* **SHORT TASK**
Copy out the rows word for word, from the one containing "Identify all the" through the one containing "- question-2-line-1: 2.如图", both included, and leave the pictures out.

* **RECORDS SUPPLIED**

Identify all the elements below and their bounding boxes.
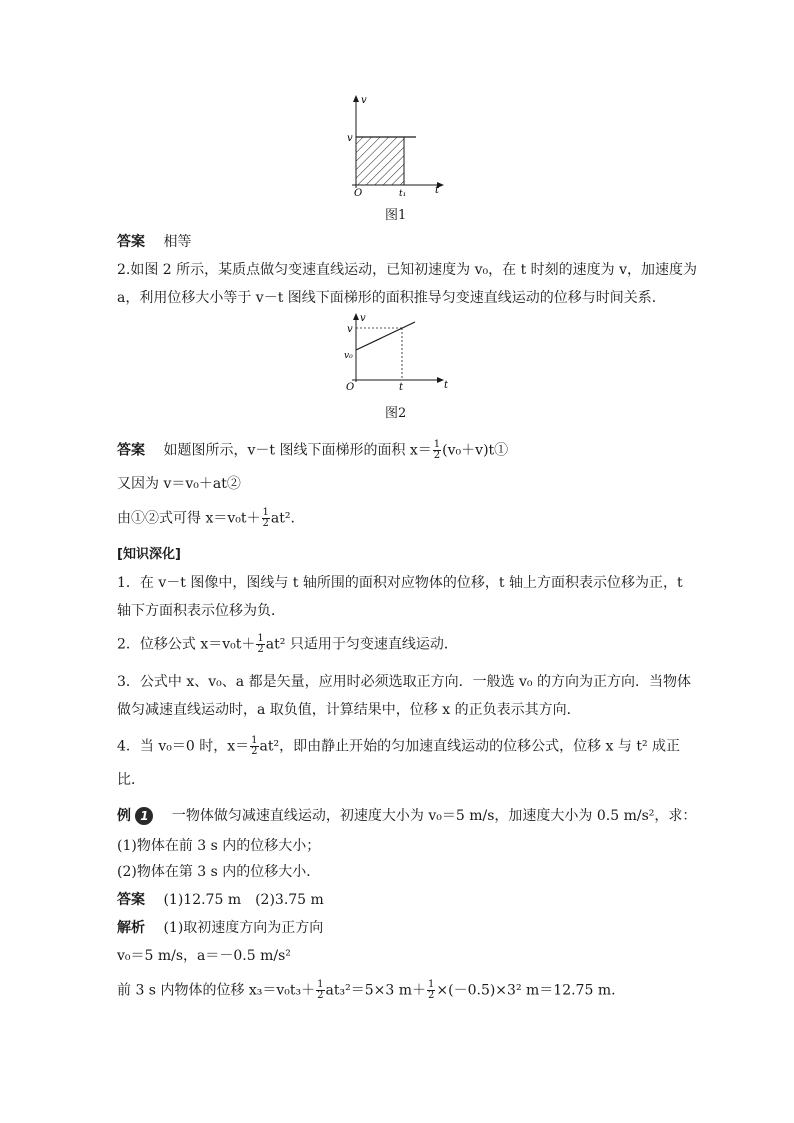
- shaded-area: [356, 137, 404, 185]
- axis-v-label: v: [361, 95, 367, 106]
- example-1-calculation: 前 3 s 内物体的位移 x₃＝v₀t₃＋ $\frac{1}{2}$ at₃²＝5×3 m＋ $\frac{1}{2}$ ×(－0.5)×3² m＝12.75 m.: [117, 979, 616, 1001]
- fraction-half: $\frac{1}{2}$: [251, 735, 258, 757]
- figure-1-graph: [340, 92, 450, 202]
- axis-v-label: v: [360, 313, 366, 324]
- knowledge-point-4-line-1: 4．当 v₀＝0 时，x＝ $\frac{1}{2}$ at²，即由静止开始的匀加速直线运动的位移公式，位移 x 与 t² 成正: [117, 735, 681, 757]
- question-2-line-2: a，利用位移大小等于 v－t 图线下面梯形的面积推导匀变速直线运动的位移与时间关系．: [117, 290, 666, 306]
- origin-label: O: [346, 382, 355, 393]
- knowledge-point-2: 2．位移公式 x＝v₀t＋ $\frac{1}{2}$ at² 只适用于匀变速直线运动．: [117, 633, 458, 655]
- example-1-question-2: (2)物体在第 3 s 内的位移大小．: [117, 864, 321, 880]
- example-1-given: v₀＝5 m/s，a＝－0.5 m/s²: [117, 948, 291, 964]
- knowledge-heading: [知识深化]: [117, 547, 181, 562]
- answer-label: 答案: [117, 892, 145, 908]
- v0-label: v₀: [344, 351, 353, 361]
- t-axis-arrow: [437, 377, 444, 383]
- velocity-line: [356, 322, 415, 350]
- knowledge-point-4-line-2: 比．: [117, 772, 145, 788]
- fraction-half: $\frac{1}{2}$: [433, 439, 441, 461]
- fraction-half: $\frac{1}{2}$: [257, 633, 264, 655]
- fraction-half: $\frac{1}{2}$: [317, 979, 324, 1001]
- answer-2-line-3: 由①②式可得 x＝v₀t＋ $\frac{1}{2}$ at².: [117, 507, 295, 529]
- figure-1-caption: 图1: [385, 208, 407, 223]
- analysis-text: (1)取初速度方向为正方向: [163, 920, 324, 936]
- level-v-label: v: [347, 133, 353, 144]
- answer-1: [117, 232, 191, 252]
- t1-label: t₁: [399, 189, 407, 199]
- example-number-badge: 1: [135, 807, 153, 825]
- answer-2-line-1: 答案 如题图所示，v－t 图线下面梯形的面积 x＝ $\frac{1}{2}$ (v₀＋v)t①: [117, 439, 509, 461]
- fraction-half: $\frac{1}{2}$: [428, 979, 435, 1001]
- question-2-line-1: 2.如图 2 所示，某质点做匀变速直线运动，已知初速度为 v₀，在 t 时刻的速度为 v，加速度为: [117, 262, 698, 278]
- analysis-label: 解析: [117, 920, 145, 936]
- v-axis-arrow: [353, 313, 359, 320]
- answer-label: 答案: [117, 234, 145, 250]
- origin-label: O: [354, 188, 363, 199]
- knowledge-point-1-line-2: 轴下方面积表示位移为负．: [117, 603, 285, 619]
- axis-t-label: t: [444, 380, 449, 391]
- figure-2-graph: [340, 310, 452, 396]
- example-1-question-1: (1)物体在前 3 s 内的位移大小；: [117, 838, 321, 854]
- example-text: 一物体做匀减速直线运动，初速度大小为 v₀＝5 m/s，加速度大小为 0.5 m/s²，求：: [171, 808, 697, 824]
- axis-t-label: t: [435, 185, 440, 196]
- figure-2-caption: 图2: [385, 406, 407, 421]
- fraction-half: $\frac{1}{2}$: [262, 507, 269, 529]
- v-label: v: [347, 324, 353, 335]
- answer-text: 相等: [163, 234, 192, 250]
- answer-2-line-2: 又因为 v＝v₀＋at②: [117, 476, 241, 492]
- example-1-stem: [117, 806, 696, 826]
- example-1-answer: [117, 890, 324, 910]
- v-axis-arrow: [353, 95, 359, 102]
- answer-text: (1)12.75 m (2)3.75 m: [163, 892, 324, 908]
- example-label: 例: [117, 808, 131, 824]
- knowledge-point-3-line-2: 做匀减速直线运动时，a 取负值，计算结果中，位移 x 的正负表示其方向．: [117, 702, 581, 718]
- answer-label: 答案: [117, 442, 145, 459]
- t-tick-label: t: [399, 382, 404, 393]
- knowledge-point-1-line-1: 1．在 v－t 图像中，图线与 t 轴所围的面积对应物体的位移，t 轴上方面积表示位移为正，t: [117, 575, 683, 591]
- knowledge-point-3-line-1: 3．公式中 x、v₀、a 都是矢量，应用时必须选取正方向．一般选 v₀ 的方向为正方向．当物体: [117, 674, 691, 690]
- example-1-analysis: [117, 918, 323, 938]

==

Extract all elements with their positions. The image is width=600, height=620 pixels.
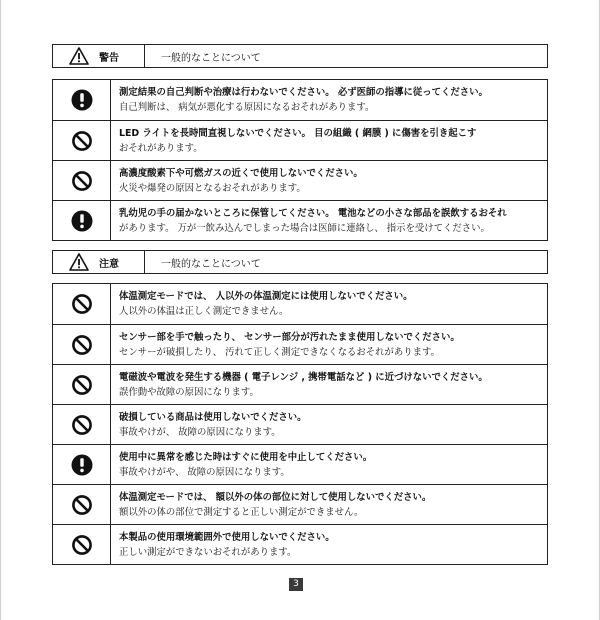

* **WRITTEN ANSWER**
Identify all the elements below and their bounding boxes.
- shaded-area: [356, 137, 404, 185]
- axis-v-label: v: [361, 95, 367, 106]
- example-1-calculation: 前 3 s 内物体的位移 x₃＝v₀t₃＋ $\frac{1}{2}$ at₃²＝5×3 m＋ $\frac{1}{2}$ ×(－0.5)×3² m＝12.75 m.: [117, 979, 616, 1001]
- fraction-half: $\frac{1}{2}$: [251, 735, 258, 757]
- figure-1-graph: [340, 92, 450, 202]
- axis-v-label: v: [360, 313, 366, 324]
- knowledge-point-4-line-1: 4．当 v₀＝0 时，x＝ $\frac{1}{2}$ at²，即由静止开始的匀加速直线运动的位移公式，位移 x 与 t² 成正: [117, 735, 681, 757]
- question-2-line-2: a，利用位移大小等于 v－t 图线下面梯形的面积推导匀变速直线运动的位移与时间关系．: [117, 290, 666, 306]
- origin-label: O: [346, 382, 355, 393]
- knowledge-point-2: 2．位移公式 x＝v₀t＋ $\frac{1}{2}$ at² 只适用于匀变速直线运动．: [117, 633, 458, 655]
- example-1-question-2: (2)物体在第 3 s 内的位移大小．: [117, 864, 321, 880]
- example-1-given: v₀＝5 m/s，a＝－0.5 m/s²: [117, 948, 291, 964]
- knowledge-heading: [知识深化]: [117, 547, 181, 562]
- answer-label: 答案: [117, 892, 145, 908]
- v0-label: v₀: [344, 351, 353, 361]
- t-axis-arrow: [437, 377, 444, 383]
- velocity-line: [356, 322, 415, 350]
- knowledge-point-4-line-2: 比．: [117, 772, 145, 788]
- fraction-half: $\frac{1}{2}$: [433, 439, 441, 461]
- fraction-half: $\frac{1}{2}$: [257, 633, 264, 655]
- fraction-half: $\frac{1}{2}$: [317, 979, 324, 1001]
- answer-2-line-3: 由①②式可得 x＝v₀t＋ $\frac{1}{2}$ at².: [117, 507, 295, 529]
- figure-1-caption: 图1: [385, 208, 407, 223]
- analysis-text: (1)取初速度方向为正方向: [163, 920, 324, 936]
- level-v-label: v: [347, 133, 353, 144]
- answer-1: [117, 232, 191, 252]
- t1-label: t₁: [399, 189, 407, 199]
- example-number-badge: 1: [135, 807, 153, 825]
- answer-2-line-1: 答案 如题图所示，v－t 图线下面梯形的面积 x＝ $\frac{1}{2}$ (v₀＋v)t①: [117, 439, 509, 461]
- fraction-half: $\frac{1}{2}$: [428, 979, 435, 1001]
- question-2-line-1: 2.如图 2 所示，某质点做匀变速直线运动，已知初速度为 v₀，在 t 时刻的速度为 v，加速度为: [117, 262, 698, 278]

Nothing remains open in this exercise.